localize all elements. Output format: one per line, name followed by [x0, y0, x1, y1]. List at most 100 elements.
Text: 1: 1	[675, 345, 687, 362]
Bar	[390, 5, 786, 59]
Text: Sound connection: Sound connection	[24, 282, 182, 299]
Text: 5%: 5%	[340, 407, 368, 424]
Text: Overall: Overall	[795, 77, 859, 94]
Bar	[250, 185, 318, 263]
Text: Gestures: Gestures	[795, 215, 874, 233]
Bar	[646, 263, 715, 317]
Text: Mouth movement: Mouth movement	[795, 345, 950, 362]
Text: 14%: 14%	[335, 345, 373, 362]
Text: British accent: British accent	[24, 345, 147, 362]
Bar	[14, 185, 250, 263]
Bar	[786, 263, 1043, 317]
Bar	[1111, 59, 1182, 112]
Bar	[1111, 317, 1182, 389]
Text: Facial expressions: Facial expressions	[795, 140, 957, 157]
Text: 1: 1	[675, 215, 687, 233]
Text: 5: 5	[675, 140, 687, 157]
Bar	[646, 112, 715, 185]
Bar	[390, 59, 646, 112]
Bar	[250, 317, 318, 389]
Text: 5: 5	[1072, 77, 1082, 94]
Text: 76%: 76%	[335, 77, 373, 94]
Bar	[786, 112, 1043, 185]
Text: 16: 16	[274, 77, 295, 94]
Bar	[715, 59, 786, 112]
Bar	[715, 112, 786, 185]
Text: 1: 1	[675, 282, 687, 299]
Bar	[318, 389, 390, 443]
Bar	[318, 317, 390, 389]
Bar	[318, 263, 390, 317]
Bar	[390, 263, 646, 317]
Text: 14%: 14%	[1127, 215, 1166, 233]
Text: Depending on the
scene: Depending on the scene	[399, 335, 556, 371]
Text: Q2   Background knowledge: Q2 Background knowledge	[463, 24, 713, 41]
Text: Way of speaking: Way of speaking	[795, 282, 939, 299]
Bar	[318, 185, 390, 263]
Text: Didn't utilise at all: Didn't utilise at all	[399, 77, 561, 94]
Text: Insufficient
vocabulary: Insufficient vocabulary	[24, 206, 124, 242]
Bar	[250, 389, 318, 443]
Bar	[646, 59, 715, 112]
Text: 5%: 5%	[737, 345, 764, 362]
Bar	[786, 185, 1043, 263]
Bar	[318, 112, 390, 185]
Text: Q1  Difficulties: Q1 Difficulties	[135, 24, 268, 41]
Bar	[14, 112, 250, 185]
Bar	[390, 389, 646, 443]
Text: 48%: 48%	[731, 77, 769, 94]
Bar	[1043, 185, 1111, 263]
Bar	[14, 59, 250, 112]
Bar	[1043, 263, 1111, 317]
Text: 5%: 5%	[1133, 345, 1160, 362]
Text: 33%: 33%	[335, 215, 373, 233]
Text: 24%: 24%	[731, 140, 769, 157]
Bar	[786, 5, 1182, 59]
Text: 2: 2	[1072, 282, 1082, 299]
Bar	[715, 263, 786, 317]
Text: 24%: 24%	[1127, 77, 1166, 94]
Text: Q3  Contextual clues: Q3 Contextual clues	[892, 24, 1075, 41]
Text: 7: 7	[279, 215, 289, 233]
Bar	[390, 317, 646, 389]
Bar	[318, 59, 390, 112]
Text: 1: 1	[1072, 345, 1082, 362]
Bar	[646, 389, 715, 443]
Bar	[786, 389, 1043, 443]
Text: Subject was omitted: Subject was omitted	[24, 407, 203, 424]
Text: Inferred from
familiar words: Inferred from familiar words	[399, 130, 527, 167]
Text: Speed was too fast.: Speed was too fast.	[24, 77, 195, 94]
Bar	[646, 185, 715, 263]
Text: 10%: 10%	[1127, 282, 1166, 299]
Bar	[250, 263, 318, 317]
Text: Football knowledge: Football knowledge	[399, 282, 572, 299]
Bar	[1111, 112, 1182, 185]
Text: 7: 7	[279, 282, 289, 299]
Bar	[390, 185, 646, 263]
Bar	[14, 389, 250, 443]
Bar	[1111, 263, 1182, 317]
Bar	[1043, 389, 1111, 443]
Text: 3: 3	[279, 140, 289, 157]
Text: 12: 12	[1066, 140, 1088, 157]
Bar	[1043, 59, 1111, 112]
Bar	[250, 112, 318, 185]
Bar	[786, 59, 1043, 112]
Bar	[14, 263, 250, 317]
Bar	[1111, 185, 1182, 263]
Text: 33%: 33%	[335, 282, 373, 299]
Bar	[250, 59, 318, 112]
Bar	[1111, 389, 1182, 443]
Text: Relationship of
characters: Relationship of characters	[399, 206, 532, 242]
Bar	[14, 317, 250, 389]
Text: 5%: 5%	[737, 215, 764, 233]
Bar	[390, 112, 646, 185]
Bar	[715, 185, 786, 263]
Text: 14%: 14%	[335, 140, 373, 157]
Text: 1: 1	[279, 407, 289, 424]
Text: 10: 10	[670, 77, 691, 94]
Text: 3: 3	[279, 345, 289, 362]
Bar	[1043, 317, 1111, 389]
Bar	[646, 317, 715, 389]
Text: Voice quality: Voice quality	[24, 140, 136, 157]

THE EXERCISE: Copy out all of the material above line for line, without changing a single character.

WRITTEN SOLUTION:
localize all elements. Output format: one per line, name followed by [x0, y0, x1, y1]. List at most 100 elements.
Text: 1: 1	[675, 345, 687, 362]
Bar	[390, 5, 786, 59]
Text: Sound connection: Sound connection	[24, 282, 182, 299]
Text: 5%: 5%	[340, 407, 368, 424]
Text: Overall: Overall	[795, 77, 859, 94]
Bar	[250, 185, 318, 263]
Text: Gestures: Gestures	[795, 215, 874, 233]
Bar	[646, 263, 715, 317]
Text: Mouth movement: Mouth movement	[795, 345, 950, 362]
Text: 14%: 14%	[335, 345, 373, 362]
Text: British accent: British accent	[24, 345, 147, 362]
Bar	[14, 185, 250, 263]
Bar	[786, 263, 1043, 317]
Bar	[1111, 59, 1182, 112]
Bar	[1111, 317, 1182, 389]
Text: Facial expressions: Facial expressions	[795, 140, 957, 157]
Text: 1: 1	[675, 215, 687, 233]
Text: 5: 5	[675, 140, 687, 157]
Bar	[646, 112, 715, 185]
Bar	[390, 59, 646, 112]
Bar	[250, 317, 318, 389]
Text: 5: 5	[1072, 77, 1082, 94]
Text: 76%: 76%	[335, 77, 373, 94]
Bar	[786, 112, 1043, 185]
Text: 16: 16	[274, 77, 295, 94]
Bar	[715, 59, 786, 112]
Bar	[715, 112, 786, 185]
Text: 1: 1	[675, 282, 687, 299]
Bar	[318, 389, 390, 443]
Bar	[318, 317, 390, 389]
Bar	[318, 263, 390, 317]
Bar	[390, 263, 646, 317]
Text: 14%: 14%	[1127, 215, 1166, 233]
Text: Depending on the
scene: Depending on the scene	[399, 335, 556, 371]
Text: Q2   Background knowledge: Q2 Background knowledge	[463, 24, 713, 41]
Text: Way of speaking: Way of speaking	[795, 282, 939, 299]
Bar	[318, 185, 390, 263]
Text: Didn't utilise at all: Didn't utilise at all	[399, 77, 561, 94]
Text: Insufficient
vocabulary: Insufficient vocabulary	[24, 206, 124, 242]
Bar	[250, 389, 318, 443]
Bar	[646, 59, 715, 112]
Text: 5%: 5%	[737, 345, 764, 362]
Bar	[786, 185, 1043, 263]
Bar	[318, 112, 390, 185]
Text: Q1  Difficulties: Q1 Difficulties	[135, 24, 268, 41]
Bar	[14, 112, 250, 185]
Bar	[390, 389, 646, 443]
Text: 48%: 48%	[731, 77, 769, 94]
Bar	[1043, 185, 1111, 263]
Bar	[14, 59, 250, 112]
Bar	[1043, 263, 1111, 317]
Text: 5%: 5%	[1133, 345, 1160, 362]
Text: 33%: 33%	[335, 215, 373, 233]
Text: 24%: 24%	[731, 140, 769, 157]
Bar	[786, 5, 1182, 59]
Text: 2: 2	[1072, 282, 1082, 299]
Bar	[715, 263, 786, 317]
Text: 24%: 24%	[1127, 77, 1166, 94]
Text: Q3  Contextual clues: Q3 Contextual clues	[892, 24, 1075, 41]
Text: 7: 7	[279, 215, 289, 233]
Bar	[390, 317, 646, 389]
Bar	[318, 59, 390, 112]
Text: 1: 1	[1072, 345, 1082, 362]
Bar	[646, 389, 715, 443]
Bar	[786, 389, 1043, 443]
Text: Subject was omitted: Subject was omitted	[24, 407, 203, 424]
Text: Inferred from
familiar words: Inferred from familiar words	[399, 130, 527, 167]
Text: Speed was too fast.: Speed was too fast.	[24, 77, 195, 94]
Bar	[646, 185, 715, 263]
Text: 10%: 10%	[1127, 282, 1166, 299]
Bar	[250, 263, 318, 317]
Text: Football knowledge: Football knowledge	[399, 282, 572, 299]
Bar	[1111, 112, 1182, 185]
Text: 7: 7	[279, 282, 289, 299]
Bar	[390, 185, 646, 263]
Bar	[14, 389, 250, 443]
Bar	[1111, 263, 1182, 317]
Bar	[1043, 389, 1111, 443]
Text: 3: 3	[279, 140, 289, 157]
Text: 12: 12	[1066, 140, 1088, 157]
Bar	[1043, 59, 1111, 112]
Bar	[250, 112, 318, 185]
Bar	[786, 59, 1043, 112]
Bar	[14, 263, 250, 317]
Bar	[1111, 185, 1182, 263]
Text: 33%: 33%	[335, 282, 373, 299]
Bar	[250, 59, 318, 112]
Bar	[1111, 389, 1182, 443]
Text: Relationship of
characters: Relationship of characters	[399, 206, 532, 242]
Bar	[14, 317, 250, 389]
Text: 5%: 5%	[737, 215, 764, 233]
Bar	[390, 112, 646, 185]
Bar	[715, 185, 786, 263]
Text: 14%: 14%	[335, 140, 373, 157]
Text: 1: 1	[279, 407, 289, 424]
Text: 10: 10	[670, 77, 691, 94]
Text: 3: 3	[279, 345, 289, 362]
Bar	[1043, 317, 1111, 389]
Bar	[646, 317, 715, 389]
Text: Voice quality: Voice quality	[24, 140, 136, 157]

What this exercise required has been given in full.